§ **What the task requires**: State how many lines of the records contain the string "this". Give the number alone.

***** Dataset *****

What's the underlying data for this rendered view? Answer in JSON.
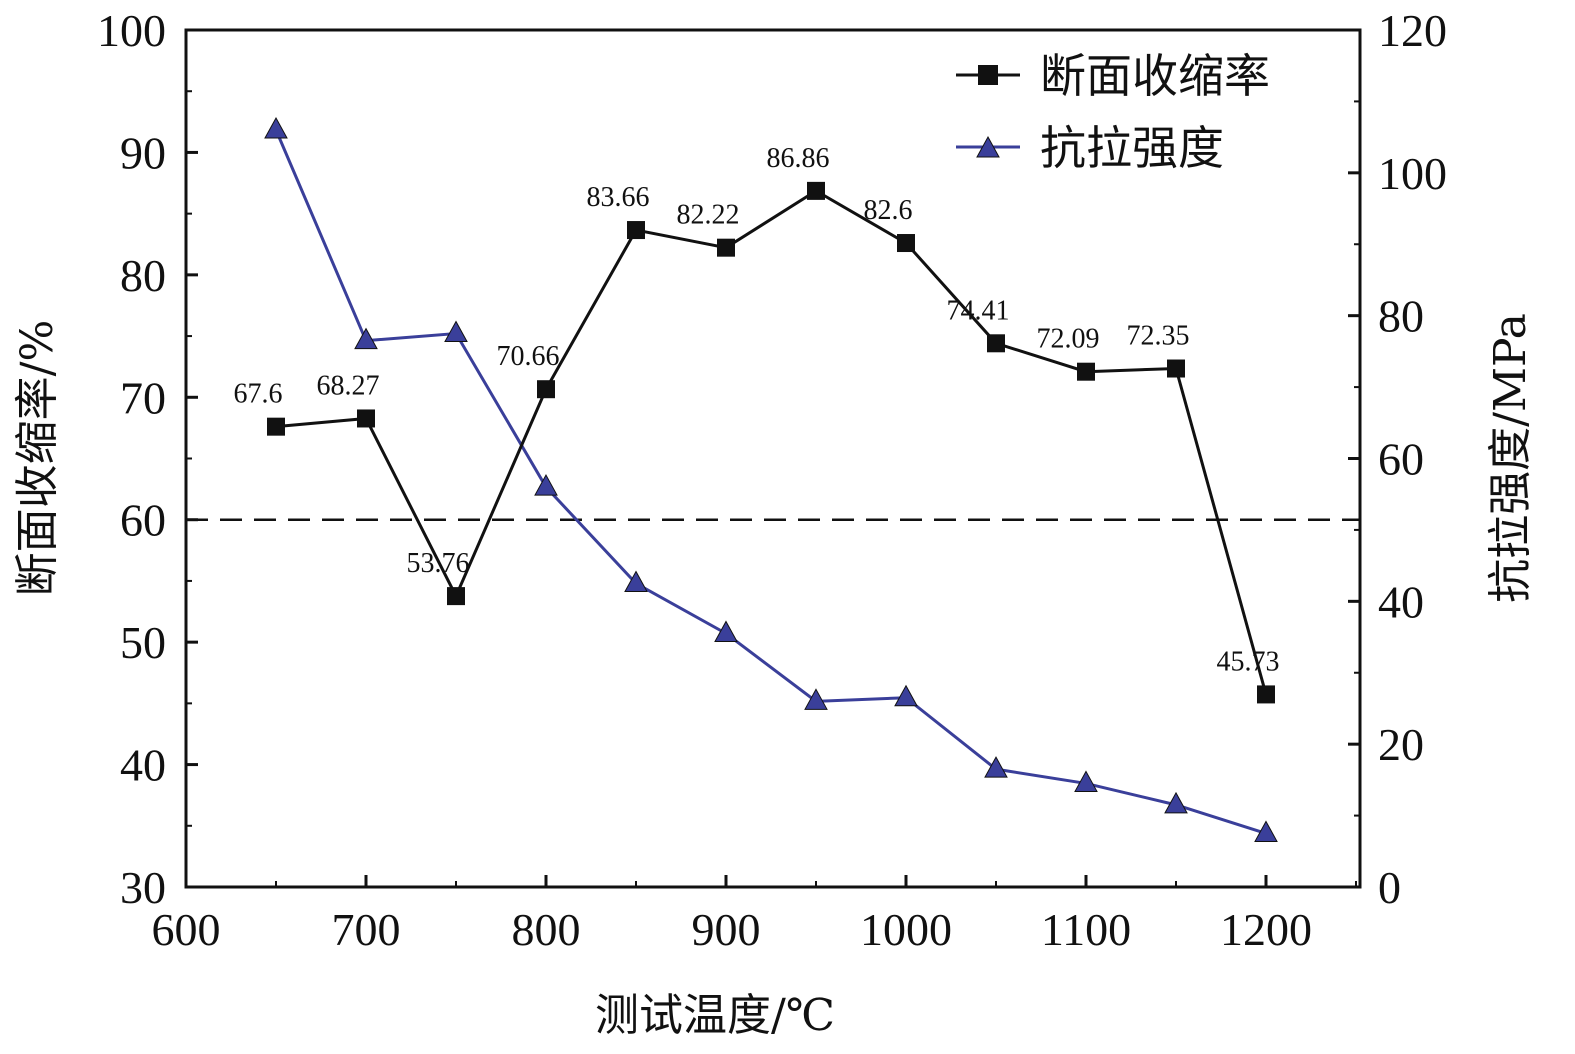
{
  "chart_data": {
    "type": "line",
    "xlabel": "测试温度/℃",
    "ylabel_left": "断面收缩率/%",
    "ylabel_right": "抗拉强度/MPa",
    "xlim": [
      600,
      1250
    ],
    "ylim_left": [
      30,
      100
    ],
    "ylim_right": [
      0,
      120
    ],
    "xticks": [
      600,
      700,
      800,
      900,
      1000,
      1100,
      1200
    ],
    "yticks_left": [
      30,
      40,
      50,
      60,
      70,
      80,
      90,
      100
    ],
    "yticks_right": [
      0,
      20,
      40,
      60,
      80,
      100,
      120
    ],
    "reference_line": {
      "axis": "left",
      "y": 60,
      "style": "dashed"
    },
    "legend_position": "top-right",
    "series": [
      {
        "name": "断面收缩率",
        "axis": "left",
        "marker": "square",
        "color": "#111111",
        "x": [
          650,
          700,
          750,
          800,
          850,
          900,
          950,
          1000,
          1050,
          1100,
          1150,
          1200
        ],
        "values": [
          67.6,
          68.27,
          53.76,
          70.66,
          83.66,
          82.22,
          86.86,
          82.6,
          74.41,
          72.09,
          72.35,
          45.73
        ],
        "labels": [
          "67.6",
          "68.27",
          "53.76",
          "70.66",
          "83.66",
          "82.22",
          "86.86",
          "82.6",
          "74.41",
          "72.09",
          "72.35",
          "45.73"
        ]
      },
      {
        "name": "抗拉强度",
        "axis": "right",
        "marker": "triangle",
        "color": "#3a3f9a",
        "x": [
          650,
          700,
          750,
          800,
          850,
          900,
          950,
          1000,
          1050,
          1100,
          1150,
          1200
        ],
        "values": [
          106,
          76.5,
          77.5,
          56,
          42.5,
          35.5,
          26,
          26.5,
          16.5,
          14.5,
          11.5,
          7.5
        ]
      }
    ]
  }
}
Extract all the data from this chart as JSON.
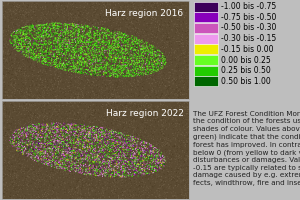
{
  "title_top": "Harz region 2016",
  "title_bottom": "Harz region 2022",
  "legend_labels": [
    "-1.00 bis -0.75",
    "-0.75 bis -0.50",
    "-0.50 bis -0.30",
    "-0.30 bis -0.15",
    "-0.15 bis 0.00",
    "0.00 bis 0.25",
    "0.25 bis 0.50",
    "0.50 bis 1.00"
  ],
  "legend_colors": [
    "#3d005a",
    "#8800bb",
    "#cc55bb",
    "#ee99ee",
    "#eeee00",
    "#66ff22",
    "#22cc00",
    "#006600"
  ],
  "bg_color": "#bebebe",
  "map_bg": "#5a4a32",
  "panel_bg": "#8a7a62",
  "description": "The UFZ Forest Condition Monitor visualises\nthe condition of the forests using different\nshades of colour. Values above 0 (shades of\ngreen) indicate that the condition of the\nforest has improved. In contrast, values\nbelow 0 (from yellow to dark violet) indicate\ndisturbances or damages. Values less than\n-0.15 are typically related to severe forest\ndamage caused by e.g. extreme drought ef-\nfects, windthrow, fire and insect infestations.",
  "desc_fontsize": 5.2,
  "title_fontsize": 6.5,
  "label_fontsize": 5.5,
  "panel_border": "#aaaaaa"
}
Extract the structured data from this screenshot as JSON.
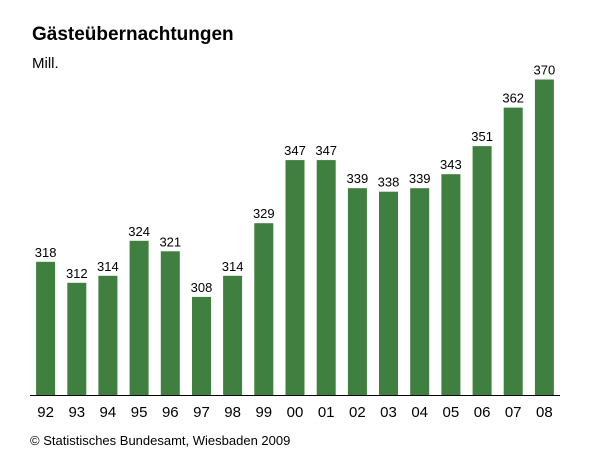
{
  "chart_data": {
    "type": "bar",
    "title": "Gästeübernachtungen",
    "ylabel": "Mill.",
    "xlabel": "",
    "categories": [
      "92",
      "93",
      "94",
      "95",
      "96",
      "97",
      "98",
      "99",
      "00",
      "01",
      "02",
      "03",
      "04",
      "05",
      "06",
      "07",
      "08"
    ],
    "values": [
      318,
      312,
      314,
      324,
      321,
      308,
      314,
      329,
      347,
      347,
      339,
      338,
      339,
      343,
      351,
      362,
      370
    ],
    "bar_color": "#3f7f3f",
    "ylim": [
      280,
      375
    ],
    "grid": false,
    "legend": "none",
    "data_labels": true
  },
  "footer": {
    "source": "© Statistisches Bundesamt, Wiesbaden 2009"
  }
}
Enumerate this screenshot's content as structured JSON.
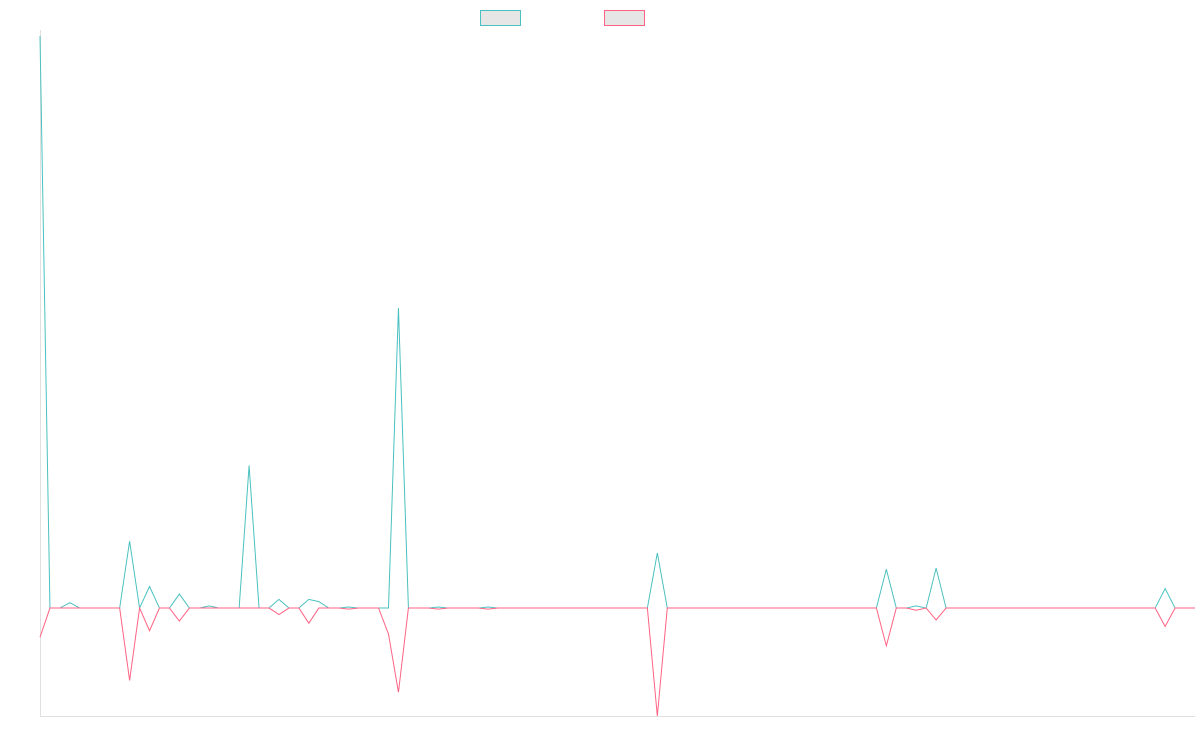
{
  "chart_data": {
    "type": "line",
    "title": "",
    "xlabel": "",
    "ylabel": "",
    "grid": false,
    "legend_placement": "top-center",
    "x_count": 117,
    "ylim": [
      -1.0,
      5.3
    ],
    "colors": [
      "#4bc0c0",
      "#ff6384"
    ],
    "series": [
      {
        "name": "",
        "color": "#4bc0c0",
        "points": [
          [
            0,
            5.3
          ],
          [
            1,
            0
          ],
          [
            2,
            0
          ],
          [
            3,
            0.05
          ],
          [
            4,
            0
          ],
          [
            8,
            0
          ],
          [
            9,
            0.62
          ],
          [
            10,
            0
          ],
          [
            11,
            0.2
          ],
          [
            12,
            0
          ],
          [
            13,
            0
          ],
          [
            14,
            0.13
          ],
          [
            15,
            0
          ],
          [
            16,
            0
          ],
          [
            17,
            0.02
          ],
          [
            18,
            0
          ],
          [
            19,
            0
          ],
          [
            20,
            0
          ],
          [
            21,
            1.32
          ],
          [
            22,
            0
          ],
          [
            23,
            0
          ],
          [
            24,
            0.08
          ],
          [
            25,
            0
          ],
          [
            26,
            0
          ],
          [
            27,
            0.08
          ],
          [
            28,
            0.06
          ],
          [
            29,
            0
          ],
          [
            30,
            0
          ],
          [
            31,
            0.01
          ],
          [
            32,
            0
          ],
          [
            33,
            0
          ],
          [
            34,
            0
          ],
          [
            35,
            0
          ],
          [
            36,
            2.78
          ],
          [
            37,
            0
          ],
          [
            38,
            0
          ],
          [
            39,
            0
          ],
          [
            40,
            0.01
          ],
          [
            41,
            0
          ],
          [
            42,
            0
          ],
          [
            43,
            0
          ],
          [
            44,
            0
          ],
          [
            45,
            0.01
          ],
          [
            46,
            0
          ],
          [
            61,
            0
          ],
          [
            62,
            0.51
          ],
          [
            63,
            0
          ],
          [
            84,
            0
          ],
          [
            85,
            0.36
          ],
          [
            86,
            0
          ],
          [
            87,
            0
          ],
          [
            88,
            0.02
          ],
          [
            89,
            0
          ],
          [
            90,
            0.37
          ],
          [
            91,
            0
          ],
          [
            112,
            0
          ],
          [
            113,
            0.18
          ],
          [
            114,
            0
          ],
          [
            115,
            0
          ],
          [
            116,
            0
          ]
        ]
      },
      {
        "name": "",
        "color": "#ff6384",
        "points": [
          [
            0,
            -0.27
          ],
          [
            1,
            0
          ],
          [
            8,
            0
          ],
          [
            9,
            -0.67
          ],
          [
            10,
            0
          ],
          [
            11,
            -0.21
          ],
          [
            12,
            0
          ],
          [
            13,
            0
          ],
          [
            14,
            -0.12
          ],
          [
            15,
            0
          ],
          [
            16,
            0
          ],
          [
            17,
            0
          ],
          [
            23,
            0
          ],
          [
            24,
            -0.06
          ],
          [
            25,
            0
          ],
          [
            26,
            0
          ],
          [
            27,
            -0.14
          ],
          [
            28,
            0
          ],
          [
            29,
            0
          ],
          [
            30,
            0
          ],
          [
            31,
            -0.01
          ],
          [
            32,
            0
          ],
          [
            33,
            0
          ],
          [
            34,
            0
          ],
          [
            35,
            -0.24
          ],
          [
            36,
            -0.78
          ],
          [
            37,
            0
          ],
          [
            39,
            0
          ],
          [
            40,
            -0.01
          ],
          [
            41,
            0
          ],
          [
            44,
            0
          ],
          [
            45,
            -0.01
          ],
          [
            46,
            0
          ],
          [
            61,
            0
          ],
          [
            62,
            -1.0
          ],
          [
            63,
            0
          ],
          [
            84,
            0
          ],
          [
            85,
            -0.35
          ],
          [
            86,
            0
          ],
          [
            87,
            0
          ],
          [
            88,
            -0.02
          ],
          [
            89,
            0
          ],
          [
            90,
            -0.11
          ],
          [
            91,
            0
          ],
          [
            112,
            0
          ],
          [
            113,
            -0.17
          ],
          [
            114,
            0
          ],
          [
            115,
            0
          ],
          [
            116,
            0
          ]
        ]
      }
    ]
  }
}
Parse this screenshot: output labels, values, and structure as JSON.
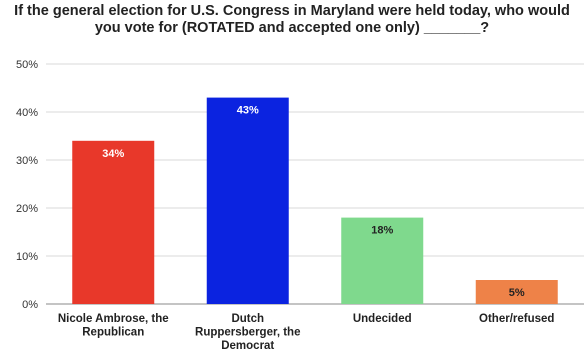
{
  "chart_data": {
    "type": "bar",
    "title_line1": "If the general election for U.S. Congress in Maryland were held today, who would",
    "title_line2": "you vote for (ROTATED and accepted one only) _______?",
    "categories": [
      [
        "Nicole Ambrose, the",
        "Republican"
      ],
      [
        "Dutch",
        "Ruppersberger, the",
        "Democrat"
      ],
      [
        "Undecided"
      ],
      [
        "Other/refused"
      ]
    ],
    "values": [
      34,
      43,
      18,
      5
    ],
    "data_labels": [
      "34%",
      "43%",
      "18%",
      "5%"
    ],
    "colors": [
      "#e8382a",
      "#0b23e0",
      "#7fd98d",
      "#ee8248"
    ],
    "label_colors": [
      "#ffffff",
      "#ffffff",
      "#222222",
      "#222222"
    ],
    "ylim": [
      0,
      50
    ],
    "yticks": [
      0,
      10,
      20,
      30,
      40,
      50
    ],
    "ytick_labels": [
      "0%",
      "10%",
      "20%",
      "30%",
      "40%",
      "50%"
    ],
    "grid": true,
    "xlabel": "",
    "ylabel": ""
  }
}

*****

§ **Output of the exercise**: 5